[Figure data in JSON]
-- Begin --

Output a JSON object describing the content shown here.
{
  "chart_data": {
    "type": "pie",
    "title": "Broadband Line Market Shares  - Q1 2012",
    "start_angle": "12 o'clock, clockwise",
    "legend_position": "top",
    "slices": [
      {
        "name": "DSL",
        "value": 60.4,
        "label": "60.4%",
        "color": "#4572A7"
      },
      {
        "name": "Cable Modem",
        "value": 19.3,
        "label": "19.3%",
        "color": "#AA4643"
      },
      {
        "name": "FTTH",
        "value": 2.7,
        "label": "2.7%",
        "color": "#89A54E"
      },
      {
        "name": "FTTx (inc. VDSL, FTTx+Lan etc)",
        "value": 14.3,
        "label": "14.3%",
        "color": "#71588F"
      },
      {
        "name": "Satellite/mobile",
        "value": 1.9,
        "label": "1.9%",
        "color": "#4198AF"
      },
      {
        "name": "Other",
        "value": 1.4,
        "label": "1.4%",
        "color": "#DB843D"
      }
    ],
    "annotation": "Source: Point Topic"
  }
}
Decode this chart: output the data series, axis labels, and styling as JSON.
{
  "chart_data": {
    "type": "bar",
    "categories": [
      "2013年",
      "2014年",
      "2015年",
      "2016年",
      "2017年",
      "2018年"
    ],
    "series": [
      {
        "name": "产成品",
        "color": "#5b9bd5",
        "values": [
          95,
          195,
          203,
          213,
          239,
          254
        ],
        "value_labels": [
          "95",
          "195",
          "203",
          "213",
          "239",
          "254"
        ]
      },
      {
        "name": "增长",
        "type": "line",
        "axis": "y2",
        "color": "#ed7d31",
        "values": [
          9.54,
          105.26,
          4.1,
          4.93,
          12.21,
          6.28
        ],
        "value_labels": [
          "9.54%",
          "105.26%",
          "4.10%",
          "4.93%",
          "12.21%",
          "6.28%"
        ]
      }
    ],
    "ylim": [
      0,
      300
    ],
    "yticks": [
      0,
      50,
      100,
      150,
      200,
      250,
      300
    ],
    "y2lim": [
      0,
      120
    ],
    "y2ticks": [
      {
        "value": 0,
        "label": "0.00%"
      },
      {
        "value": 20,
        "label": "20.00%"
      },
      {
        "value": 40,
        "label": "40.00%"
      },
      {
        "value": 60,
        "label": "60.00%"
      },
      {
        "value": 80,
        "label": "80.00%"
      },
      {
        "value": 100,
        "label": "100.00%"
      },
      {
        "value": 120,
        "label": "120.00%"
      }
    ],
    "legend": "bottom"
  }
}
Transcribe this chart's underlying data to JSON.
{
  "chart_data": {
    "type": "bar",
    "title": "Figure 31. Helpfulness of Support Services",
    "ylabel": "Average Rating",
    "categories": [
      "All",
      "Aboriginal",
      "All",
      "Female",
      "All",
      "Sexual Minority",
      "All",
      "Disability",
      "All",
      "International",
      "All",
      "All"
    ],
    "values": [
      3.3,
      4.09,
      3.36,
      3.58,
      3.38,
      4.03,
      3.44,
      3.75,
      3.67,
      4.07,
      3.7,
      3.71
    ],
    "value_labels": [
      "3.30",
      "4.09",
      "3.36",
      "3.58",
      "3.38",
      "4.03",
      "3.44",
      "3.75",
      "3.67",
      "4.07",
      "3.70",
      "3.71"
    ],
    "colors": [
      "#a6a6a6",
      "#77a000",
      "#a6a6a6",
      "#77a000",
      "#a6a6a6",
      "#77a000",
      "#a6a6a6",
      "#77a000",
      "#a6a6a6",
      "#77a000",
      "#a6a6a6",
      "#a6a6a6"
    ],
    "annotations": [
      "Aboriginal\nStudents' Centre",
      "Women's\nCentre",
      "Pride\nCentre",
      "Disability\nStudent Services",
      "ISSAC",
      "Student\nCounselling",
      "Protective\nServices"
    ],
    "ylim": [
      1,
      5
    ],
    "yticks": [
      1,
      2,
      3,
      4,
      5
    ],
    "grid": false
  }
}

-- End --

[What is expected] Write the data from above out again, exactly.

[Written reply]
Output a JSON object describing the content shown here.
{
  "chart_data": {
    "type": "pie",
    "title": "Broadband Line Market Shares  - Q1 2012",
    "start_angle": "12 o'clock, clockwise",
    "legend_position": "top",
    "slices": [
      {
        "name": "DSL",
        "value": 60.4,
        "label": "60.4%",
        "color": "#4572A7"
      },
      {
        "name": "Cable Modem",
        "value": 19.3,
        "label": "19.3%",
        "color": "#AA4643"
      },
      {
        "name": "FTTH",
        "value": 2.7,
        "label": "2.7%",
        "color": "#89A54E"
      },
      {
        "name": "FTTx (inc. VDSL, FTTx+Lan etc)",
        "value": 14.3,
        "label": "14.3%",
        "color": "#71588F"
      },
      {
        "name": "Satellite/mobile",
        "value": 1.9,
        "label": "1.9%",
        "color": "#4198AF"
      },
      {
        "name": "Other",
        "value": 1.4,
        "label": "1.4%",
        "color": "#DB843D"
      }
    ],
    "annotation": "Source: Point Topic"
  }
}
Decode this chart: output the data series, axis labels, and styling as JSON.
{
  "chart_data": {
    "type": "bar",
    "categories": [
      "2013年",
      "2014年",
      "2015年",
      "2016年",
      "2017年",
      "2018年"
    ],
    "series": [
      {
        "name": "产成品",
        "color": "#5b9bd5",
        "values": [
          95,
          195,
          203,
          213,
          239,
          254
        ],
        "value_labels": [
          "95",
          "195",
          "203",
          "213",
          "239",
          "254"
        ]
      },
      {
        "name": "增长",
        "type": "line",
        "axis": "y2",
        "color": "#ed7d31",
        "values": [
          9.54,
          105.26,
          4.1,
          4.93,
          12.21,
          6.28
        ],
        "value_labels": [
          "9.54%",
          "105.26%",
          "4.10%",
          "4.93%",
          "12.21%",
          "6.28%"
        ]
      }
    ],
    "ylim": [
      0,
      300
    ],
    "yticks": [
      0,
      50,
      100,
      150,
      200,
      250,
      300
    ],
    "y2lim": [
      0,
      120
    ],
    "y2ticks": [
      {
        "value": 0,
        "label": "0.00%"
      },
      {
        "value": 20,
        "label": "20.00%"
      },
      {
        "value": 40,
        "label": "40.00%"
      },
      {
        "value": 60,
        "label": "60.00%"
      },
      {
        "value": 80,
        "label": "80.00%"
      },
      {
        "value": 100,
        "label": "100.00%"
      },
      {
        "value": 120,
        "label": "120.00%"
      }
    ],
    "legend": "bottom"
  }
}
Transcribe this chart's underlying data to JSON.
{
  "chart_data": {
    "type": "bar",
    "title": "Figure 31. Helpfulness of Support Services",
    "ylabel": "Average Rating",
    "categories": [
      "All",
      "Aboriginal",
      "All",
      "Female",
      "All",
      "Sexual Minority",
      "All",
      "Disability",
      "All",
      "International",
      "All",
      "All"
    ],
    "values": [
      3.3,
      4.09,
      3.36,
      3.58,
      3.38,
      4.03,
      3.44,
      3.75,
      3.67,
      4.07,
      3.7,
      3.71
    ],
    "value_labels": [
      "3.30",
      "4.09",
      "3.36",
      "3.58",
      "3.38",
      "4.03",
      "3.44",
      "3.75",
      "3.67",
      "4.07",
      "3.70",
      "3.71"
    ],
    "colors": [
      "#a6a6a6",
      "#77a000",
      "#a6a6a6",
      "#77a000",
      "#a6a6a6",
      "#77a000",
      "#a6a6a6",
      "#77a000",
      "#a6a6a6",
      "#77a000",
      "#a6a6a6",
      "#a6a6a6"
    ],
    "annotations": [
      "Aboriginal\nStudents' Centre",
      "Women's\nCentre",
      "Pride\nCentre",
      "Disability\nStudent Services",
      "ISSAC",
      "Student\nCounselling",
      "Protective\nServices"
    ],
    "ylim": [
      1,
      5
    ],
    "yticks": [
      1,
      2,
      3,
      4,
      5
    ],
    "grid": false
  }
}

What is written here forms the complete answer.